Request — From the data that follows, copy every line holding the string "JSON".

Records for processing —
>> BEGIN
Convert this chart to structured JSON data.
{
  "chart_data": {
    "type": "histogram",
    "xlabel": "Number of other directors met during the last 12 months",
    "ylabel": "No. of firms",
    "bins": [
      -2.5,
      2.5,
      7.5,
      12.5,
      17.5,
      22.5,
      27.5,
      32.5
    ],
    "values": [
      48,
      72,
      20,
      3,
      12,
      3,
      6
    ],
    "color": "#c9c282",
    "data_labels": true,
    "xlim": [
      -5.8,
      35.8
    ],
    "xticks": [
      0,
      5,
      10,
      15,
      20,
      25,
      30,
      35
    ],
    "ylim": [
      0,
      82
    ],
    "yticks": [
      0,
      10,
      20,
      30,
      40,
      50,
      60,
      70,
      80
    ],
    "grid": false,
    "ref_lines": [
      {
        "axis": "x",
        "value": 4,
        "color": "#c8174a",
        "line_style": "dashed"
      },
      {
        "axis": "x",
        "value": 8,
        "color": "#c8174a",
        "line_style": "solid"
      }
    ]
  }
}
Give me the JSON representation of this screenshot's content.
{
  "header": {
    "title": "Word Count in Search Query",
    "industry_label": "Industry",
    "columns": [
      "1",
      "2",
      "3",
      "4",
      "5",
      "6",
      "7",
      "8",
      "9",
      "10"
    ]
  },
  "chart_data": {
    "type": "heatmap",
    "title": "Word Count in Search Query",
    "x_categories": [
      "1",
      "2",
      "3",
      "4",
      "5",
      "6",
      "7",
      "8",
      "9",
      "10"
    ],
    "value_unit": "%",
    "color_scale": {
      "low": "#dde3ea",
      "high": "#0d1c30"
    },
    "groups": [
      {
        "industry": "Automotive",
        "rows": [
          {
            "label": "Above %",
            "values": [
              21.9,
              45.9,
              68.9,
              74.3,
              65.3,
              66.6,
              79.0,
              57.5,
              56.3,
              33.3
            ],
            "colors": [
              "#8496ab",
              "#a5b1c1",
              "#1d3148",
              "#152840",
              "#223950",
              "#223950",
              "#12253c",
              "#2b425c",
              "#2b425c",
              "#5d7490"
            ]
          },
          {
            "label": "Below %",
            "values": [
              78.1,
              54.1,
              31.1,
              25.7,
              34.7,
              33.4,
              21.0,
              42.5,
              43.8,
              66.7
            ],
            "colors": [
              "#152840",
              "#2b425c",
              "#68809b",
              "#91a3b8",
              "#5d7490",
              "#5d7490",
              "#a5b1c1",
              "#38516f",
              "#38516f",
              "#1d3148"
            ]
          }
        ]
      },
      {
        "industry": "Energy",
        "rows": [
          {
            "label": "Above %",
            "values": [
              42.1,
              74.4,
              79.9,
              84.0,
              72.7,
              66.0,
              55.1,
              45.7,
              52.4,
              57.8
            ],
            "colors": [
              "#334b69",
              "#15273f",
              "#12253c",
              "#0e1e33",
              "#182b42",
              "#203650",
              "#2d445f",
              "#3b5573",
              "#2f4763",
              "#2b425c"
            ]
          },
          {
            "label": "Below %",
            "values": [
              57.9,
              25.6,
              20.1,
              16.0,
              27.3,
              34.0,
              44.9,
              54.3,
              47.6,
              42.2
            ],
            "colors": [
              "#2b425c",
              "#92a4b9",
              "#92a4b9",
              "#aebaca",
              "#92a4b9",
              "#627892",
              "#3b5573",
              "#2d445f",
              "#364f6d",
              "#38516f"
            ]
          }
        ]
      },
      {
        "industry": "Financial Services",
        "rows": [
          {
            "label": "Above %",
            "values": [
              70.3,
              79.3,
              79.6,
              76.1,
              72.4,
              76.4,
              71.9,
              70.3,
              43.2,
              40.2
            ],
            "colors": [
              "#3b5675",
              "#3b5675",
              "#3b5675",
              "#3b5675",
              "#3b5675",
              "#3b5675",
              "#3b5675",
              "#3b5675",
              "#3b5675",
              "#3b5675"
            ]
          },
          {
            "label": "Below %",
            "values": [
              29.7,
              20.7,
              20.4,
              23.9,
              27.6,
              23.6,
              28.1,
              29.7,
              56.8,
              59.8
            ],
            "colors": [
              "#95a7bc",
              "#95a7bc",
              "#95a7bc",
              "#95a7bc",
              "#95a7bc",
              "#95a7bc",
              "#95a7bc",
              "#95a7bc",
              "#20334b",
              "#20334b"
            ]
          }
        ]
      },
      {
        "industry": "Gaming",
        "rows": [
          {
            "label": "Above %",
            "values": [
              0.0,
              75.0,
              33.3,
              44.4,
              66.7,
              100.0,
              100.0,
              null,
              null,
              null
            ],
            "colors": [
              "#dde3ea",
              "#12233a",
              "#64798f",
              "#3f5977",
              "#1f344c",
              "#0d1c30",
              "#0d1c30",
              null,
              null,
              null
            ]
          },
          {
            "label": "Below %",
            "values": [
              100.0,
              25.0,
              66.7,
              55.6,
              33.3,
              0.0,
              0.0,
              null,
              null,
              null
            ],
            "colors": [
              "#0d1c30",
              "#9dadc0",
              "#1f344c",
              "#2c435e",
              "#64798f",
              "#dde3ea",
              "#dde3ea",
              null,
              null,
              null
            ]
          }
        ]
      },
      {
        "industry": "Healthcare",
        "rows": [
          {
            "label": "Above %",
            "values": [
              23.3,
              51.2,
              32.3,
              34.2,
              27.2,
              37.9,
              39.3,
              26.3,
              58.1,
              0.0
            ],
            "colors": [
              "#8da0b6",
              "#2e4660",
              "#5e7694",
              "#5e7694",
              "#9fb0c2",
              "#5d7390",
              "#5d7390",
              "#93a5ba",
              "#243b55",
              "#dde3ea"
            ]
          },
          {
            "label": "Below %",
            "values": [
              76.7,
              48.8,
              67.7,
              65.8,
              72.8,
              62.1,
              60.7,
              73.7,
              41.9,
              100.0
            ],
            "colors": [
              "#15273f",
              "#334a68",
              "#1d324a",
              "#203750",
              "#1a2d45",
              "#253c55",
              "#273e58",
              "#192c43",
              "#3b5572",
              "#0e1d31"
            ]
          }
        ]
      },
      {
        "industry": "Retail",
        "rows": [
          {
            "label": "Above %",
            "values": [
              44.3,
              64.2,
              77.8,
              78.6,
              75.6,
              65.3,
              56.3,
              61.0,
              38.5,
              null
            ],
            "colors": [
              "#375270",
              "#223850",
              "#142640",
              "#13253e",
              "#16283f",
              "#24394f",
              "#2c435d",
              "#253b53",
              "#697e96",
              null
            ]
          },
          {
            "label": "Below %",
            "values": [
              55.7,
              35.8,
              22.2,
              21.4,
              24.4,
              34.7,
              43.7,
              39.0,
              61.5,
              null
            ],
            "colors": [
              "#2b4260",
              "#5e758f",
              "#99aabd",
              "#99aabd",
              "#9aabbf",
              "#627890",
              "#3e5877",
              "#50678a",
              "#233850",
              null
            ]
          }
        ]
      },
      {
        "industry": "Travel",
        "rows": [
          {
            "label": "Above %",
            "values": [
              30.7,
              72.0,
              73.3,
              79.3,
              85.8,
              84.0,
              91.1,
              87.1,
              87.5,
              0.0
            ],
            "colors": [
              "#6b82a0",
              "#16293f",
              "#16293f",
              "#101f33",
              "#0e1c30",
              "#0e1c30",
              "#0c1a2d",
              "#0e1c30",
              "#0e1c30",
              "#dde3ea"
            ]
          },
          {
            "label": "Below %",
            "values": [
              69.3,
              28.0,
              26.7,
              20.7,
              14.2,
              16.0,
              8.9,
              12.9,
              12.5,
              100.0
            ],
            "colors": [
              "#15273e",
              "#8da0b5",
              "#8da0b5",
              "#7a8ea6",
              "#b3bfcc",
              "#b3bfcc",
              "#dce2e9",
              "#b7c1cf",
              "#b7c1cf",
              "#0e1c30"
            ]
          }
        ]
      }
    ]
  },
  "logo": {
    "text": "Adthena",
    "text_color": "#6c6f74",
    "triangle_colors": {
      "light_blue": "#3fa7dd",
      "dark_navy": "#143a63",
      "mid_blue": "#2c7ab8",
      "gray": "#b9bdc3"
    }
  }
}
>> END
Complete answer —
Convert this chart to structured JSON data.
Give me the JSON representation of this screenshot's content.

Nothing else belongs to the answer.